### Request
Return every one of the entries below word for word, without changing anything.

(Element box entries)
┄┄┄┄┄┄

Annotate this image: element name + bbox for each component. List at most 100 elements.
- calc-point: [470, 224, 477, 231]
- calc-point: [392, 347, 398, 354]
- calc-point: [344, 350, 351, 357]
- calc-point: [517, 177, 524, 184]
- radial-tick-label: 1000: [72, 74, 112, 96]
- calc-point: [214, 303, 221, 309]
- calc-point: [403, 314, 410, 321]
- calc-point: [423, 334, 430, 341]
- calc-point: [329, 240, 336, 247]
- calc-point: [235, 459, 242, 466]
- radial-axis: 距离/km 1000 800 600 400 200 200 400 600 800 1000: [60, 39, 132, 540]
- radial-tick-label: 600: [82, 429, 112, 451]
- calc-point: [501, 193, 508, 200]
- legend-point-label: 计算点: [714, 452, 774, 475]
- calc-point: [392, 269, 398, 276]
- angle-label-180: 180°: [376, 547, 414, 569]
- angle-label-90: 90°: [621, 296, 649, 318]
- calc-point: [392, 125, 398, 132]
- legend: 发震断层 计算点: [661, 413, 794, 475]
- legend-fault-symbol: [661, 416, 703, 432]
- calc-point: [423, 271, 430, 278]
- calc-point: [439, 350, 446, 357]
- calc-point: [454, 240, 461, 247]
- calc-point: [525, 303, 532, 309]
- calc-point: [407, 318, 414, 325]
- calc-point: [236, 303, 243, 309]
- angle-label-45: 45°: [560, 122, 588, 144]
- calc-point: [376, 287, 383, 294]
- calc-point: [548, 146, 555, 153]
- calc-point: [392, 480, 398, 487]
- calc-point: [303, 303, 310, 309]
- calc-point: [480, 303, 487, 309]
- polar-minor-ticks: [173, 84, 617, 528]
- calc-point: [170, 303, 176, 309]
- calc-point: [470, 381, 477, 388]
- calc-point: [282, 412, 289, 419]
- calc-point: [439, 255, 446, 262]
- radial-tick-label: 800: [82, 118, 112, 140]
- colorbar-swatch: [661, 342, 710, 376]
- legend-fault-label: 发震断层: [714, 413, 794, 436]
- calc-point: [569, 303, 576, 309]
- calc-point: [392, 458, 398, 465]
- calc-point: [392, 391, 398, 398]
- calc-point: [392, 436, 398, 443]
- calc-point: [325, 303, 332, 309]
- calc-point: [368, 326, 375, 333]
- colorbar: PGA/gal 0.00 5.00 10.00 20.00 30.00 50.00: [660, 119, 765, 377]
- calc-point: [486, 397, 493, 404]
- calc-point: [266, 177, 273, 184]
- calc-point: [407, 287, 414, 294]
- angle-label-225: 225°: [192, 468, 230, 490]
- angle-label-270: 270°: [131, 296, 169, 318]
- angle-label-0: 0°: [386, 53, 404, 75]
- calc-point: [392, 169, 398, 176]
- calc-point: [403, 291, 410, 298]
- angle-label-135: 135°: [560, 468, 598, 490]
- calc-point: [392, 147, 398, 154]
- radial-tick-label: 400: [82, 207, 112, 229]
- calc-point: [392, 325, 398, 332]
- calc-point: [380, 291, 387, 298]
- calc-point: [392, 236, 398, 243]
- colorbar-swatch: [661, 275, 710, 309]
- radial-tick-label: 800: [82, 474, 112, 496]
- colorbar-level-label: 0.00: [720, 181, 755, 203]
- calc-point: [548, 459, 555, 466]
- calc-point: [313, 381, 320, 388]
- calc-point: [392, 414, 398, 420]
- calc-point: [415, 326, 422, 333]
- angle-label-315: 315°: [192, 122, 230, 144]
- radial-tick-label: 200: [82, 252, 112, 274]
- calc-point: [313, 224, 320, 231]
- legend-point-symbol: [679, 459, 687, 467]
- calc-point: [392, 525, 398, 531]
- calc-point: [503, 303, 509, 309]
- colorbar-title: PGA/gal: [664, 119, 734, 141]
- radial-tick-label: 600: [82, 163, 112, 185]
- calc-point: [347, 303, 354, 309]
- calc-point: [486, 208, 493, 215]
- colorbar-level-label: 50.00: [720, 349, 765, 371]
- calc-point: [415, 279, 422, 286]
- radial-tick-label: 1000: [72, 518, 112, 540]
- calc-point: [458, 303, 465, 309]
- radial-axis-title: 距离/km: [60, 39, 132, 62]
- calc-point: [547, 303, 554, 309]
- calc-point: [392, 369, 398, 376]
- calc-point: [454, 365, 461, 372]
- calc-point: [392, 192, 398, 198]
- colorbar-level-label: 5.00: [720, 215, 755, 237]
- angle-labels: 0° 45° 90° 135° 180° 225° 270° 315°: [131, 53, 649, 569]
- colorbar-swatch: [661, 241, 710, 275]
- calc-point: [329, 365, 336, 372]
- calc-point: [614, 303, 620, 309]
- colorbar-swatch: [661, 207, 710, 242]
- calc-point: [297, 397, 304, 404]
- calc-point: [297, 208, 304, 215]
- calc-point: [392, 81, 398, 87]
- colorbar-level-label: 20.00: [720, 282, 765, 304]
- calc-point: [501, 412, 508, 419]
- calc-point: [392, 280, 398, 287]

┄┄┄┄┄┄

### Correct answer
Annotate this image: element name + bbox for each component. List at most 100 elements.
- calc-point: [470, 224, 477, 231]
- calc-point: [392, 347, 398, 354]
- calc-point: [344, 350, 351, 357]
- calc-point: [517, 177, 524, 184]
- radial-tick-label: 1000: [72, 74, 112, 96]
- calc-point: [214, 303, 221, 309]
- calc-point: [403, 314, 410, 321]
- calc-point: [423, 334, 430, 341]
- calc-point: [329, 240, 336, 247]
- calc-point: [235, 459, 242, 466]
- radial-axis: 距离/km 1000 800 600 400 200 200 400 600 800 1000: [60, 39, 132, 540]
- radial-tick-label: 600: [82, 429, 112, 451]
- calc-point: [501, 193, 508, 200]
- legend-point-label: 计算点: [714, 452, 774, 475]
- calc-point: [392, 269, 398, 276]
- angle-label-180: 180°: [376, 547, 414, 569]
- angle-label-90: 90°: [621, 296, 649, 318]
- calc-point: [392, 125, 398, 132]
- legend: 发震断层 计算点: [661, 413, 794, 475]
- legend-fault-symbol: [661, 416, 703, 432]
- calc-point: [423, 271, 430, 278]
- calc-point: [439, 350, 446, 357]
- calc-point: [454, 240, 461, 247]
- calc-point: [525, 303, 532, 309]
- calc-point: [407, 318, 414, 325]
- calc-point: [236, 303, 243, 309]
- angle-label-45: 45°: [560, 122, 588, 144]
- calc-point: [376, 287, 383, 294]
- calc-point: [548, 146, 555, 153]
- calc-point: [392, 480, 398, 487]
- calc-point: [303, 303, 310, 309]
- calc-point: [480, 303, 487, 309]
- polar-minor-ticks: [173, 84, 617, 528]
- calc-point: [170, 303, 176, 309]
- calc-point: [470, 381, 477, 388]
- calc-point: [282, 412, 289, 419]
- calc-point: [439, 255, 446, 262]
- radial-tick-label: 800: [82, 118, 112, 140]
- colorbar-swatch: [661, 342, 710, 376]
- legend-fault-label: 发震断层: [714, 413, 794, 436]
- calc-point: [569, 303, 576, 309]
- calc-point: [392, 458, 398, 465]
- calc-point: [392, 391, 398, 398]
- calc-point: [392, 436, 398, 443]
- calc-point: [325, 303, 332, 309]
- calc-point: [368, 326, 375, 333]
- colorbar: PGA/gal 0.00 5.00 10.00 20.00 30.00 50.00: [660, 119, 765, 377]
- calc-point: [486, 397, 493, 404]
- calc-point: [266, 177, 273, 184]
- calc-point: [407, 287, 414, 294]
- angle-label-225: 225°: [192, 468, 230, 490]
- angle-label-270: 270°: [131, 296, 169, 318]
- angle-label-0: 0°: [386, 53, 404, 75]
- calc-point: [392, 169, 398, 176]
- calc-point: [403, 291, 410, 298]
- angle-label-135: 135°: [560, 468, 598, 490]
- calc-point: [392, 147, 398, 154]
- radial-tick-label: 400: [82, 207, 112, 229]
- calc-point: [392, 325, 398, 332]
- calc-point: [380, 291, 387, 298]
- calc-point: [392, 236, 398, 243]
- colorbar-swatch: [661, 275, 710, 309]
- radial-tick-label: 800: [82, 474, 112, 496]
- colorbar-level-label: 0.00: [720, 181, 755, 203]
- calc-point: [548, 459, 555, 466]
- calc-point: [313, 381, 320, 388]
- calc-point: [392, 414, 398, 420]
- calc-point: [415, 326, 422, 333]
- angle-label-315: 315°: [192, 122, 230, 144]
- radial-tick-label: 200: [82, 252, 112, 274]
- calc-point: [313, 224, 320, 231]
- legend-point-symbol: [679, 459, 687, 467]
- calc-point: [392, 525, 398, 531]
- calc-point: [503, 303, 509, 309]
- colorbar-title: PGA/gal: [664, 119, 734, 141]
- radial-tick-label: 600: [82, 163, 112, 185]
- calc-point: [347, 303, 354, 309]
- calc-point: [486, 208, 493, 215]
- colorbar-level-label: 50.00: [720, 349, 765, 371]
- calc-point: [415, 279, 422, 286]
- radial-tick-label: 1000: [72, 518, 112, 540]
- calc-point: [458, 303, 465, 309]
- radial-axis-title: 距离/km: [60, 39, 132, 62]
- calc-point: [547, 303, 554, 309]
- calc-point: [392, 369, 398, 376]
- calc-point: [454, 365, 461, 372]
- calc-point: [392, 192, 398, 198]
- colorbar-level-label: 5.00: [720, 215, 755, 237]
- angle-labels: 0° 45° 90° 135° 180° 225° 270° 315°: [131, 53, 649, 569]
- colorbar-swatch: [661, 241, 710, 275]
- calc-point: [329, 365, 336, 372]
- calc-point: [614, 303, 620, 309]
- colorbar-swatch: [661, 207, 710, 242]
- calc-point: [297, 397, 304, 404]
- calc-point: [297, 208, 304, 215]
- calc-point: [392, 81, 398, 87]
- colorbar-level-label: 20.00: [720, 282, 765, 304]
- calc-point: [501, 412, 508, 419]
- calc-point: [392, 280, 398, 287]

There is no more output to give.